■ **Saved data entries**:
★ ★ ★
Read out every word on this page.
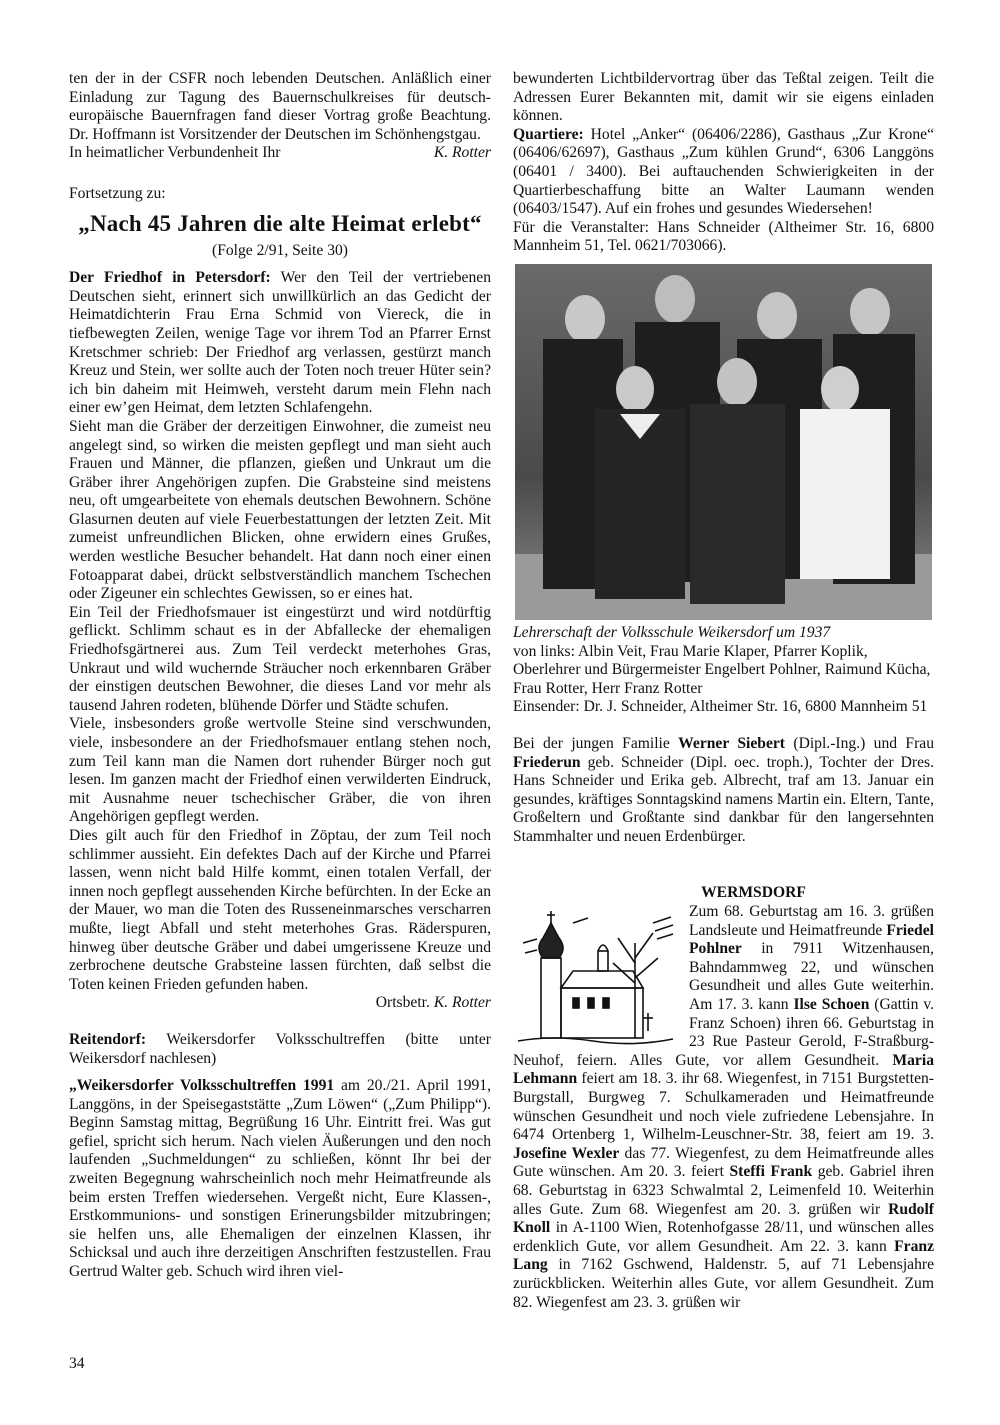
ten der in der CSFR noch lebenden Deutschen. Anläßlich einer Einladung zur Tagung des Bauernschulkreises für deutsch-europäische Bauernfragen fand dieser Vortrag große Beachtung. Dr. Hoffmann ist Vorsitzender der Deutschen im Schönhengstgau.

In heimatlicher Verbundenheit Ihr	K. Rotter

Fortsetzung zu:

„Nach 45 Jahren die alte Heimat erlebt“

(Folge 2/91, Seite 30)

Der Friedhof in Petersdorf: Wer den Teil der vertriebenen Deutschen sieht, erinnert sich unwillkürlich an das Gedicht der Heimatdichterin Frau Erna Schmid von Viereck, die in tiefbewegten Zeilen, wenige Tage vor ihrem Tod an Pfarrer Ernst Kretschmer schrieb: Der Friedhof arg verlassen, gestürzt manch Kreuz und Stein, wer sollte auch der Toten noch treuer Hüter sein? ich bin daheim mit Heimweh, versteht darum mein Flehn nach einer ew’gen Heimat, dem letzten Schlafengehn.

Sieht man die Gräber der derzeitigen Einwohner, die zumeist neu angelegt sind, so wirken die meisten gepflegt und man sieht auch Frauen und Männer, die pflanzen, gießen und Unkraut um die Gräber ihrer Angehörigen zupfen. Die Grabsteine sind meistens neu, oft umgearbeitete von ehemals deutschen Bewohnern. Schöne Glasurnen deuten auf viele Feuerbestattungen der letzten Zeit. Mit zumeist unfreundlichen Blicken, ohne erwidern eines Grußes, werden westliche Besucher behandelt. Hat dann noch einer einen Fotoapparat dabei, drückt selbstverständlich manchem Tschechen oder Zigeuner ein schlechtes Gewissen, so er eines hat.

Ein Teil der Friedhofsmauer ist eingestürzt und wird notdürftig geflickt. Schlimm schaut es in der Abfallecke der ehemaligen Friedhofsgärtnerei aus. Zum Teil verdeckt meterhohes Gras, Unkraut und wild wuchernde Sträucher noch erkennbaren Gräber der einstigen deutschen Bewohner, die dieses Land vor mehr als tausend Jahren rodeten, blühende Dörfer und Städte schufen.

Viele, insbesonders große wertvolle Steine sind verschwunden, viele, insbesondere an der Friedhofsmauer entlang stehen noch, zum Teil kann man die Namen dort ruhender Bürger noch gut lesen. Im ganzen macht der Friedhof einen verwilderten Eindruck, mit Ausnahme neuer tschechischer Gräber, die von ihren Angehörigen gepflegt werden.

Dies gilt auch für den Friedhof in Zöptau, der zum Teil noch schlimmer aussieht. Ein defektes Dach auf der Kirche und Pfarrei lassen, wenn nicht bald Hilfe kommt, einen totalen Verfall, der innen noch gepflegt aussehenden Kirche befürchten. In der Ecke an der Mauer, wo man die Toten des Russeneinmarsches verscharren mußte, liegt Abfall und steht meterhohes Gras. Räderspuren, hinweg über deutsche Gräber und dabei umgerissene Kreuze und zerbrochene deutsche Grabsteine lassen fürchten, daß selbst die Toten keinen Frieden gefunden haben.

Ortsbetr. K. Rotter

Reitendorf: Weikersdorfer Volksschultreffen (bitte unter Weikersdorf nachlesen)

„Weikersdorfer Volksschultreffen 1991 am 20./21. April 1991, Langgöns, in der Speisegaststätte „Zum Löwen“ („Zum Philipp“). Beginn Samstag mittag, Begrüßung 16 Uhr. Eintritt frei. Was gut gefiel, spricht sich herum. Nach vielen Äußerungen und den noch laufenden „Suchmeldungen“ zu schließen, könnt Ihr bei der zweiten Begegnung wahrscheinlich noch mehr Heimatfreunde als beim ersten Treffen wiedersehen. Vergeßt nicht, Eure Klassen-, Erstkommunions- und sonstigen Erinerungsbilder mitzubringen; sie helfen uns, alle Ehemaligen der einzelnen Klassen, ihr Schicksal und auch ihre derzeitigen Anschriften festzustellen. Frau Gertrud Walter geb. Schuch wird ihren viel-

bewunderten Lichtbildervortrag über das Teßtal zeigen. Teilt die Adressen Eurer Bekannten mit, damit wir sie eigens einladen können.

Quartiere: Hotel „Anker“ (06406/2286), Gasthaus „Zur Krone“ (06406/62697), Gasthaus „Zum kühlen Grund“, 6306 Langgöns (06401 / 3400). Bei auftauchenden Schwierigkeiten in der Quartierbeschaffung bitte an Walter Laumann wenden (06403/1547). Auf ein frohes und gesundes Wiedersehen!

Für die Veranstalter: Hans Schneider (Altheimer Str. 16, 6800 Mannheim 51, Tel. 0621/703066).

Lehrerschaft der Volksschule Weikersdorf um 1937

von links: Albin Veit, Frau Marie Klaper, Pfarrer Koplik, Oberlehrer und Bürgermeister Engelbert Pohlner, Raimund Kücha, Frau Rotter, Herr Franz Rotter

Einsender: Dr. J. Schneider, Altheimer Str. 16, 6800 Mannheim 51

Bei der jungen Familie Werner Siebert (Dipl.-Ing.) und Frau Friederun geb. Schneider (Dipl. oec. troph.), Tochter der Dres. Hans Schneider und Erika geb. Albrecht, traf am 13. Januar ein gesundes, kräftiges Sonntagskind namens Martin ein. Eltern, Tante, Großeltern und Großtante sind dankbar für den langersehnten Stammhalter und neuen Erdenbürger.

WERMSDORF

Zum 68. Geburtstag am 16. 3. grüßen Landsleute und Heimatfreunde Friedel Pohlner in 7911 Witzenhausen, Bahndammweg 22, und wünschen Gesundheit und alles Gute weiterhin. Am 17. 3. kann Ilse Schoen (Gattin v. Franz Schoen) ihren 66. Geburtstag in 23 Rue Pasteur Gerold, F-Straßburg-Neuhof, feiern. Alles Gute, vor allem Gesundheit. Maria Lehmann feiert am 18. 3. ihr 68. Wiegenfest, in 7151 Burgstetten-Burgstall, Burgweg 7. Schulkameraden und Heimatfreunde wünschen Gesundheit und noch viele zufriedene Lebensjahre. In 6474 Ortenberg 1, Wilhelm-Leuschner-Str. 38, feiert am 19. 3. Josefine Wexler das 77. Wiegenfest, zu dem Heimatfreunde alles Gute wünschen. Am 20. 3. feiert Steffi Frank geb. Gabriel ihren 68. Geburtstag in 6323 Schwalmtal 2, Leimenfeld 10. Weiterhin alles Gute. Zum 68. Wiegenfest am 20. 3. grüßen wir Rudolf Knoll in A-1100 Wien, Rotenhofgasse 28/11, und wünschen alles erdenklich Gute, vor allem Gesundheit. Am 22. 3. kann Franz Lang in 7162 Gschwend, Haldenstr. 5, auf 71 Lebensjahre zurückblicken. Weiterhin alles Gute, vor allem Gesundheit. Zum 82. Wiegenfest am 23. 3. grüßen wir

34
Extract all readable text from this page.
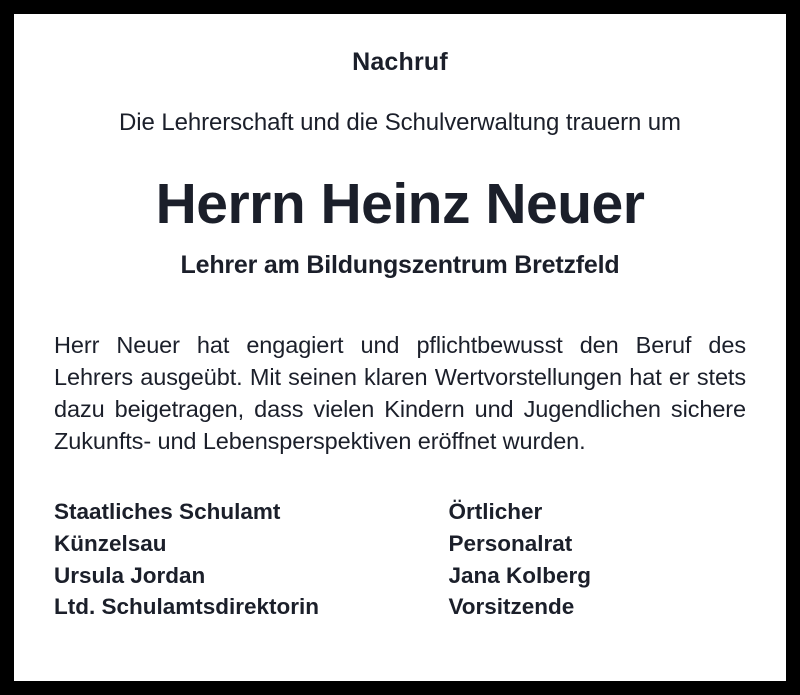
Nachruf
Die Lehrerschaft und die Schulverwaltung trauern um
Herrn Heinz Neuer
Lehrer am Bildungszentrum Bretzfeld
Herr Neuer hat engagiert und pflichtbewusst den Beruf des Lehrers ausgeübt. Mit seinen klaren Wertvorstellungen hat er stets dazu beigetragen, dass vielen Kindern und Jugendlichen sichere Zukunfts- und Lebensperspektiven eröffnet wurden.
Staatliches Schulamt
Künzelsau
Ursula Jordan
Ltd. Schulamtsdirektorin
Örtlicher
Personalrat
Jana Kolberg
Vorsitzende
★ ★ ★
Only lines with the string "Mannheim" belong in your answer; copy each one.

■ **Final answer**:
Für die Veranstalter: Hans Schneider (Altheimer Str. 16, 6800 Mannheim 51, Tel. 0621/703066).
Einsender: Dr. J. Schneider, Altheimer Str. 16, 6800 Mannheim 51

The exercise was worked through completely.